Search the material for the word "name" and copy each line that holds it.

[BEGIN Data provided]

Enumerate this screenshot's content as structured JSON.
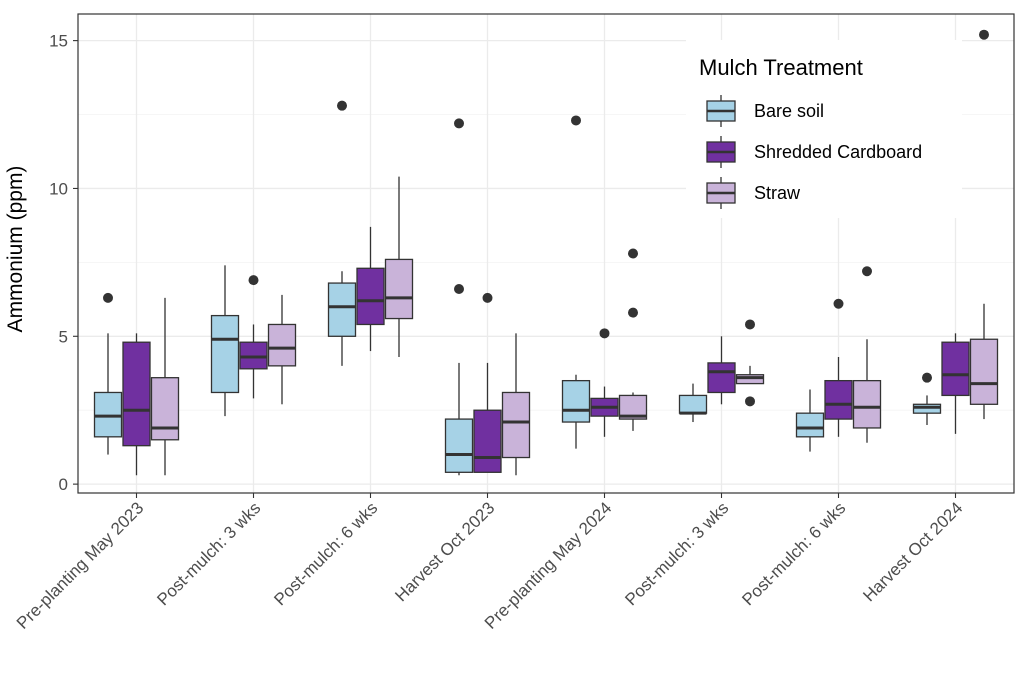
{
  "chart_data": {
    "type": "boxplot",
    "title": "",
    "xlabel": "",
    "ylabel": "Ammonium (ppm)",
    "ylim": [
      -0.3,
      15.9
    ],
    "yticks": [
      0,
      5,
      10,
      15
    ],
    "categories": [
      "Pre-planting May 2023",
      "Post-mulch: 3 wks",
      "Post-mulch: 6 wks",
      "Harvest Oct 2023",
      "Pre-planting May 2024",
      "Post-mulch: 3 wks",
      "Post-mulch: 6 wks",
      "Harvest Oct 2024"
    ],
    "legend": {
      "title": "Mulch Treatment",
      "position": "top-right"
    },
    "series": [
      {
        "name": "Bare soil",
        "color": "#a6d2e6",
        "boxes": [
          {
            "low": 1.0,
            "q1": 1.6,
            "median": 2.3,
            "q3": 3.1,
            "high": 5.1,
            "outliers": [
              6.3
            ]
          },
          {
            "low": 2.3,
            "q1": 3.1,
            "median": 4.9,
            "q3": 5.7,
            "high": 7.4,
            "outliers": []
          },
          {
            "low": 4.0,
            "q1": 5.0,
            "median": 6.0,
            "q3": 6.8,
            "high": 7.2,
            "outliers": [
              12.8
            ]
          },
          {
            "low": 0.3,
            "q1": 0.4,
            "median": 1.0,
            "q3": 2.2,
            "high": 4.1,
            "outliers": [
              12.2,
              6.6
            ]
          },
          {
            "low": 1.2,
            "q1": 2.1,
            "median": 2.5,
            "q3": 3.5,
            "high": 3.7,
            "outliers": [
              12.3
            ]
          },
          {
            "low": 2.1,
            "q1": 2.4,
            "median": 2.4,
            "q3": 3.0,
            "high": 3.4,
            "outliers": []
          },
          {
            "low": 1.1,
            "q1": 1.6,
            "median": 1.9,
            "q3": 2.4,
            "high": 3.2,
            "outliers": []
          },
          {
            "low": 2.0,
            "q1": 2.4,
            "median": 2.6,
            "q3": 2.7,
            "high": 3.0,
            "outliers": [
              3.6
            ]
          }
        ]
      },
      {
        "name": "Shredded Cardboard",
        "color": "#7030a0",
        "boxes": [
          {
            "low": 0.3,
            "q1": 1.3,
            "median": 2.5,
            "q3": 4.8,
            "high": 5.1,
            "outliers": []
          },
          {
            "low": 2.9,
            "q1": 3.9,
            "median": 4.3,
            "q3": 4.8,
            "high": 5.4,
            "outliers": [
              6.9
            ]
          },
          {
            "low": 4.5,
            "q1": 5.4,
            "median": 6.2,
            "q3": 7.3,
            "high": 8.7,
            "outliers": []
          },
          {
            "low": 0.4,
            "q1": 0.4,
            "median": 0.9,
            "q3": 2.5,
            "high": 4.1,
            "outliers": [
              6.3
            ]
          },
          {
            "low": 1.6,
            "q1": 2.3,
            "median": 2.6,
            "q3": 2.9,
            "high": 3.3,
            "outliers": [
              5.1
            ]
          },
          {
            "low": 2.7,
            "q1": 3.1,
            "median": 3.8,
            "q3": 4.1,
            "high": 5.0,
            "outliers": []
          },
          {
            "low": 1.6,
            "q1": 2.2,
            "median": 2.7,
            "q3": 3.5,
            "high": 4.3,
            "outliers": [
              6.1
            ]
          },
          {
            "low": 1.7,
            "q1": 3.0,
            "median": 3.7,
            "q3": 4.8,
            "high": 5.1,
            "outliers": []
          }
        ]
      },
      {
        "name": "Straw",
        "color": "#c9b3d9",
        "boxes": [
          {
            "low": 0.3,
            "q1": 1.5,
            "median": 1.9,
            "q3": 3.6,
            "high": 6.3,
            "outliers": []
          },
          {
            "low": 2.7,
            "q1": 4.0,
            "median": 4.6,
            "q3": 5.4,
            "high": 6.4,
            "outliers": []
          },
          {
            "low": 4.3,
            "q1": 5.6,
            "median": 6.3,
            "q3": 7.6,
            "high": 10.4,
            "outliers": []
          },
          {
            "low": 0.3,
            "q1": 0.9,
            "median": 2.1,
            "q3": 3.1,
            "high": 5.1,
            "outliers": []
          },
          {
            "low": 1.8,
            "q1": 2.2,
            "median": 2.3,
            "q3": 3.0,
            "high": 3.1,
            "outliers": [
              7.8,
              5.8
            ]
          },
          {
            "low": 3.4,
            "q1": 3.4,
            "median": 3.6,
            "q3": 3.7,
            "high": 4.0,
            "outliers": [
              5.4,
              2.8
            ]
          },
          {
            "low": 1.4,
            "q1": 1.9,
            "median": 2.6,
            "q3": 3.5,
            "high": 4.9,
            "outliers": [
              7.2
            ]
          },
          {
            "low": 2.2,
            "q1": 2.7,
            "median": 3.4,
            "q3": 4.9,
            "high": 6.1,
            "outliers": [
              15.2
            ]
          }
        ]
      }
    ]
  }
}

[END Data provided]

» Written solution
        "name": "Bare soil",
        "name": "Shredded Cardboard",
        "name": "Straw",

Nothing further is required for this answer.